_Instrucciones de trabajo_
Según el artículo sobre el aire del Cabo Grim, ¿desde qué año alberga la península la estación de medición de calidad del aire?

_Documento fuente_
....
Saltar al contenido

Descubre en dónde se encuentra el lugar en donde se respira el “aire más puro del mundo”

  •  
  •  
  •  
  •  
  •  
  •  
  •  
  •  
  •  
  •  
  •  

La península del Cabo Grim ofrece vistas espectaculares, con sus praderas salvajes y las aguas cristalinas del océano Austral. El lugar es maravilloso. Y es también una norma para los científicos.

Desde 1976 este pedazo de tierra agreste y barrido por los vientos alberga la estación de medición de calidad del aire del Cabo Grim, una infraestructura pública australiana encargada de la tarea de envasar aire.

“Nuestro trabajo consiste en encontrar el aire más puro del mundo y medir su tasa de contaminación”, explica a la AFP Sam Cleland, el encargado de esta estación situada en lo alto de un acantilado.

Hacia el oeste, la masa terrestre más cercana es Argentina. En dirección sur no hay nada salvo la Antártida.

Su aislamiento convierte la estación en un lugar idóneo para recoger lo que muchos consideran el aire más puro de la Tierra, preservado de los gases de escape y otros humos contaminantes.

La economía del aire puro

Cuando llegan los vientos del suroeste, Sam Cleland y su equipo toman muestras. Utilizan para ello un sistema de tubos pulidos con láser e instrumentos de medida sumamente precisos.
....
Elementos del conjunto de datos:
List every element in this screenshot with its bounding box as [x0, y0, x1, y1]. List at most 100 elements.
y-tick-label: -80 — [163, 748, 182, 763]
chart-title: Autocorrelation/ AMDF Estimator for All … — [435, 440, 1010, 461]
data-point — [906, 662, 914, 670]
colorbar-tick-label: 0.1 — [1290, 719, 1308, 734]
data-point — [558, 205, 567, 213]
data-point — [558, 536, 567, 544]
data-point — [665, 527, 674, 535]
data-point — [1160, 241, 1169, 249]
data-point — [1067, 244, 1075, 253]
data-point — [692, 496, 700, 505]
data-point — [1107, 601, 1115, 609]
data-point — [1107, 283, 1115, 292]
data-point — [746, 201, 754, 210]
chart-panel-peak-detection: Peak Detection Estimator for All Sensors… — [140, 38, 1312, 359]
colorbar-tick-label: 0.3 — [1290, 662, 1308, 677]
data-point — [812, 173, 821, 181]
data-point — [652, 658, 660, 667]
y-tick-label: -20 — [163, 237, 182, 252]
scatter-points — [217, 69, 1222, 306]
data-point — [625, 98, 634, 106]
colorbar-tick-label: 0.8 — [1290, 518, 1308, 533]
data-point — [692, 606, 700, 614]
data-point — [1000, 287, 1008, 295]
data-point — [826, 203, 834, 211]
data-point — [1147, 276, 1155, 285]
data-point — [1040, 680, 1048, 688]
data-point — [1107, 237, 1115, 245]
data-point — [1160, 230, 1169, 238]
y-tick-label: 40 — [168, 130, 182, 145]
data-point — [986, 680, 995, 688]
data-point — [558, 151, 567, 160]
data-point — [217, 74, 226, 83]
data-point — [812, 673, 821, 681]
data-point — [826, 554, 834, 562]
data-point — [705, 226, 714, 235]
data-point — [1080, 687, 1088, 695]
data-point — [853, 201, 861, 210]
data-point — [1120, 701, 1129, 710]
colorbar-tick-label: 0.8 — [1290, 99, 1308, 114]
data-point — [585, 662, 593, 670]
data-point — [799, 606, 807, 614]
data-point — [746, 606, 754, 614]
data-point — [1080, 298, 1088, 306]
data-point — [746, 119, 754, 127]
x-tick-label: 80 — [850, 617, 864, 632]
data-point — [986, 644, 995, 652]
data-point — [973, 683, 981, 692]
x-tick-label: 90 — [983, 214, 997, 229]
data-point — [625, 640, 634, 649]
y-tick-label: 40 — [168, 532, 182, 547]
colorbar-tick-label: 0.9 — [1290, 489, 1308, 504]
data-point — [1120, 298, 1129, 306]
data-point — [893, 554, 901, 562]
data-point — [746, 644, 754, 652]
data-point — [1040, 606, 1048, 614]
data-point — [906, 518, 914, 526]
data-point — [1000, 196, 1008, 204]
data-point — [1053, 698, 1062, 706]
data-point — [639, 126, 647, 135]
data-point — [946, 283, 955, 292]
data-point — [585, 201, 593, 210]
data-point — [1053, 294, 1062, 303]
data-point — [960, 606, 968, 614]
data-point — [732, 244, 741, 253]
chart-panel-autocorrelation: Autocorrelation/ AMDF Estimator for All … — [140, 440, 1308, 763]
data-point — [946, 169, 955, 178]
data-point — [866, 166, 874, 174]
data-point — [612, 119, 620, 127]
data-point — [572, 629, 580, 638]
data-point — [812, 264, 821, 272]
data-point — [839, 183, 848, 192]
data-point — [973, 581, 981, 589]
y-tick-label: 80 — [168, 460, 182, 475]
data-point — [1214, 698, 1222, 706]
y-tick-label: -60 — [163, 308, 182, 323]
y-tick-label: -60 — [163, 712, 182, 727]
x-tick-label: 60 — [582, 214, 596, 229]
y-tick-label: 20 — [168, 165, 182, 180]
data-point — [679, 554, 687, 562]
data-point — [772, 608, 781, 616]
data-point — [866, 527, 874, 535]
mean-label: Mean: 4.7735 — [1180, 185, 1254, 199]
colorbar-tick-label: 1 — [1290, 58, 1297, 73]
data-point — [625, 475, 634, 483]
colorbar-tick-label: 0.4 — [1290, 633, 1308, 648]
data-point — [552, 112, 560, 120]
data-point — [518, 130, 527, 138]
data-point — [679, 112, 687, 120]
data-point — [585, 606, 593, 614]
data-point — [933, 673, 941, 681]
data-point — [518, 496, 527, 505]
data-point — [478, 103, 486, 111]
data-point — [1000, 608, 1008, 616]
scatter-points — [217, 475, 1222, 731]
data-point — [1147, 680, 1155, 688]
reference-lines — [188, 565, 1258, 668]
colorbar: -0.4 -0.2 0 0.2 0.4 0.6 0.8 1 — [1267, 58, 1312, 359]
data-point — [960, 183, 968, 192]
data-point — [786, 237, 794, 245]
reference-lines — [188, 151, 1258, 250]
....
_Respuesta_
Desde 1976.